_Passage provided_:
______

Brent J. Atkinson, Ph.D. (1956–).
Brent Atkinson is the principle architect of the Pragmatic/Experiential Method for Improving Relationships (also called the PEX Method), an approach that translates findings from neurobiology and the science of intimate relationships into practical methods for improving relationships. His pioneering work is detailed in the books Emotional Intelligence in Couples Therapy and Developing Habits for Relationship Success, has appeared in leading professional journals, and has been featured in outlets such as the Oprah Magazine, the Washington Post, and the Psychotherapy Networker. He is known for his ability to present complex scientific ideas in compelling and easy-to-understand ways.
After completing a Ph.D. in Marriage and Family Therapy from Texas Tech University in 1985, Atkinson accepted a faculty position in Marriage and Family Therapy at Northern Illinois University (NIU) where he spent the next 27 years. He served as Director of the Marriage and Family Therapy Program, guiding it through successful AAMFT accreditation renewals in 1995 and 2002. He also served as Chair of the State of Illinois Marriage and Family Therapy Licensing and Disciplinary Board, and President of the Illinois Association for Marriage and Family Therapy. In 1999, he cofounded the Couples Clinic and Research Institute where, drawing on research methods detailed earlier in his career (Atkinson et al. 1991), he began assembling the components of the PEX Method. Atkinson is currently Professor Emeritus at NIU and Director of Post-Graduate Training at the Couples Research Institute.

______

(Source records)

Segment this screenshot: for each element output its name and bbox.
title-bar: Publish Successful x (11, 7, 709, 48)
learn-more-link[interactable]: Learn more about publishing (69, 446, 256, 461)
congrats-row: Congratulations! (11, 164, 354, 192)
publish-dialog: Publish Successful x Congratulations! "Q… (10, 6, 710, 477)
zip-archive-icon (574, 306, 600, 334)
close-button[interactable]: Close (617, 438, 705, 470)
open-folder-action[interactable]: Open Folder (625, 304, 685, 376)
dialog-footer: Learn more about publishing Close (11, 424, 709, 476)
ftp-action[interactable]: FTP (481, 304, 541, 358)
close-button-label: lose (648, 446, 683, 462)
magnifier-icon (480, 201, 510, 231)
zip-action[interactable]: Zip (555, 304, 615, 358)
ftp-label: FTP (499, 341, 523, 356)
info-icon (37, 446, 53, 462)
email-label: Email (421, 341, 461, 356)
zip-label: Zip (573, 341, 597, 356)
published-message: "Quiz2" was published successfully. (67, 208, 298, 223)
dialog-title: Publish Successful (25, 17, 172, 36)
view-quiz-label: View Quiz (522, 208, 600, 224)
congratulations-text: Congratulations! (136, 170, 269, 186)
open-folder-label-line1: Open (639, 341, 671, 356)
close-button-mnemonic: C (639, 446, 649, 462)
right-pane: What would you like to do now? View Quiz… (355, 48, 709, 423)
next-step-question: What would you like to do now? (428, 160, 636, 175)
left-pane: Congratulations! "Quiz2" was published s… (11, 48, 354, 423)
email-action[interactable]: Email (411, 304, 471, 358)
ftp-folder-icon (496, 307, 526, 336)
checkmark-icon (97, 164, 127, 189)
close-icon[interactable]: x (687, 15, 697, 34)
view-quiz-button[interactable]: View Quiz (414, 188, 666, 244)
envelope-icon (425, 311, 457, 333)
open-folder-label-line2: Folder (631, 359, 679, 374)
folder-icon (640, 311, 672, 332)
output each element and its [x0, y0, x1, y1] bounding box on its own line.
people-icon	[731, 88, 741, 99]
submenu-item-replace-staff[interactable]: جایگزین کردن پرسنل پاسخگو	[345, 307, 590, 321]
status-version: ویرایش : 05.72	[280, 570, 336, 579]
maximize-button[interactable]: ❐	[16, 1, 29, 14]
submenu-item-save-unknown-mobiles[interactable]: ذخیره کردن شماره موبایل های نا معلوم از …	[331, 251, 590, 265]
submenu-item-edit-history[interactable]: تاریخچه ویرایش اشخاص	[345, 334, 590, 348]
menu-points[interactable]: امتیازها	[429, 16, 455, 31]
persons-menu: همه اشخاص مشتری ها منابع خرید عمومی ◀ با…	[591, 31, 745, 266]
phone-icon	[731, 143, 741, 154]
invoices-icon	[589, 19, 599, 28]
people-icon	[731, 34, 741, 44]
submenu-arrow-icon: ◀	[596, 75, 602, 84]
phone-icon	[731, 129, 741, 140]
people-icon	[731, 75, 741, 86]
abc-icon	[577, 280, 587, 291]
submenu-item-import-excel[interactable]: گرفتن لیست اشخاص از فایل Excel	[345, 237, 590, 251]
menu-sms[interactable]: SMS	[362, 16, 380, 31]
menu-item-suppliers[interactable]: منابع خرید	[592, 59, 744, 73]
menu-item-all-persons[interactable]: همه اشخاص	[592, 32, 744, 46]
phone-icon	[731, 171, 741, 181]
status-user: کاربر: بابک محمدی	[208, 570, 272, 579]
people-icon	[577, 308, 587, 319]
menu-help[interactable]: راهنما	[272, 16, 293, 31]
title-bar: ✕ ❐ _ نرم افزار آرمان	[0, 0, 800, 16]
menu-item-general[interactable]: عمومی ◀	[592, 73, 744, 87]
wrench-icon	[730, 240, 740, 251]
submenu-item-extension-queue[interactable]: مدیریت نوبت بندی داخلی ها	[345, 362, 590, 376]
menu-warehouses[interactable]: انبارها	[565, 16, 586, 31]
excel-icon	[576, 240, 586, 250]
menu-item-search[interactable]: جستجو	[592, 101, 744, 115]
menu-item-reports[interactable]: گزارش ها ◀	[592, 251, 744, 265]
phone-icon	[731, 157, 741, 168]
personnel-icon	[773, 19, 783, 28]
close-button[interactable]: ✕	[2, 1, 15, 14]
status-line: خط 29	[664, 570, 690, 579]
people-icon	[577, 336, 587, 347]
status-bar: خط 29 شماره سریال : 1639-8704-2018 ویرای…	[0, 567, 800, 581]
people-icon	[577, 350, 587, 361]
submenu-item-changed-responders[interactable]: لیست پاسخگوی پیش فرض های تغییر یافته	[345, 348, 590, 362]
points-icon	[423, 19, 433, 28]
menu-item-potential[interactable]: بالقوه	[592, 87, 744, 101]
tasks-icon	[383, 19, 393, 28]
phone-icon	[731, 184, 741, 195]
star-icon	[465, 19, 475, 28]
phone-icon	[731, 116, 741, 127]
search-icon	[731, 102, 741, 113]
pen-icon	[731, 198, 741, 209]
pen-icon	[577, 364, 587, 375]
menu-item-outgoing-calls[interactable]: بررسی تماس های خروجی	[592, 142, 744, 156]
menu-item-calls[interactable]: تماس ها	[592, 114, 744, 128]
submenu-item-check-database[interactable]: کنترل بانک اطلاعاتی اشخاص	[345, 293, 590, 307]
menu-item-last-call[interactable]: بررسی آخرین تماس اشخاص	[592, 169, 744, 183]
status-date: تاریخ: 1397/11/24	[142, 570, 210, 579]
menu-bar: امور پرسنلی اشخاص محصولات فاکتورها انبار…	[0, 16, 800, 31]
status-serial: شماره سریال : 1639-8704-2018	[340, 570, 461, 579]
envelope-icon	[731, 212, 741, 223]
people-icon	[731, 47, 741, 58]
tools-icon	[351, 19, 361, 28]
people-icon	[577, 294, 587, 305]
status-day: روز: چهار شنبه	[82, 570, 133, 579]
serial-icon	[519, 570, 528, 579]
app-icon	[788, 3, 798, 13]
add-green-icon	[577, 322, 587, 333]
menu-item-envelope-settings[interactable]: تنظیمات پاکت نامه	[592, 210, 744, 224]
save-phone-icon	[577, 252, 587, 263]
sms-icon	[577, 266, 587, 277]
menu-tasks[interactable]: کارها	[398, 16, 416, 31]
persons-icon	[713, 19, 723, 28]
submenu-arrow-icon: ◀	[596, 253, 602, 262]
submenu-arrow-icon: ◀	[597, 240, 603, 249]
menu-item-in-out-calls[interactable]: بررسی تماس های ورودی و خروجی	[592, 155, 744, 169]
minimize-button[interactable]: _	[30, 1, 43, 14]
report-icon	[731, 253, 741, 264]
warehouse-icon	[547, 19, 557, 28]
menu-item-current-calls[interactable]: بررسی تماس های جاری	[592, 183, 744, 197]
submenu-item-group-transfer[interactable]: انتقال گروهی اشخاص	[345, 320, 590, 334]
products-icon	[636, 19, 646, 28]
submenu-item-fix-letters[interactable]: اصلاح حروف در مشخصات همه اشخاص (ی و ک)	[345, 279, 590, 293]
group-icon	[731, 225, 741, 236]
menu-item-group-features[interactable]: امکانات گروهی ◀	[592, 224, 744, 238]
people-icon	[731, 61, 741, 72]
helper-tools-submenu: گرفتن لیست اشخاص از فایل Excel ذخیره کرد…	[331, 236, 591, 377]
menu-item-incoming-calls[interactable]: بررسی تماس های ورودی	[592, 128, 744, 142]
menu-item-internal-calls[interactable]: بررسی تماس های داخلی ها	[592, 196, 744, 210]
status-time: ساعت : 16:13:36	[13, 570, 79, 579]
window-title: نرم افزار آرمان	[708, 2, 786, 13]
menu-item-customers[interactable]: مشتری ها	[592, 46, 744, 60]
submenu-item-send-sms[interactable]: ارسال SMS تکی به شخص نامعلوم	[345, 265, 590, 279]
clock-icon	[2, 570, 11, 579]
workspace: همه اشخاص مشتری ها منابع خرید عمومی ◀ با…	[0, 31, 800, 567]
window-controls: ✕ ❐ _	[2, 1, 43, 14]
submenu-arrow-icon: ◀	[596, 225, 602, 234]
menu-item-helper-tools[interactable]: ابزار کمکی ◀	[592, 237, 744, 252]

______

_What the task requires_:
According to the Brent Atkinson biography, in what year did he cofound the Couples Clinic and Research Institute?

_Output of the task_:
1999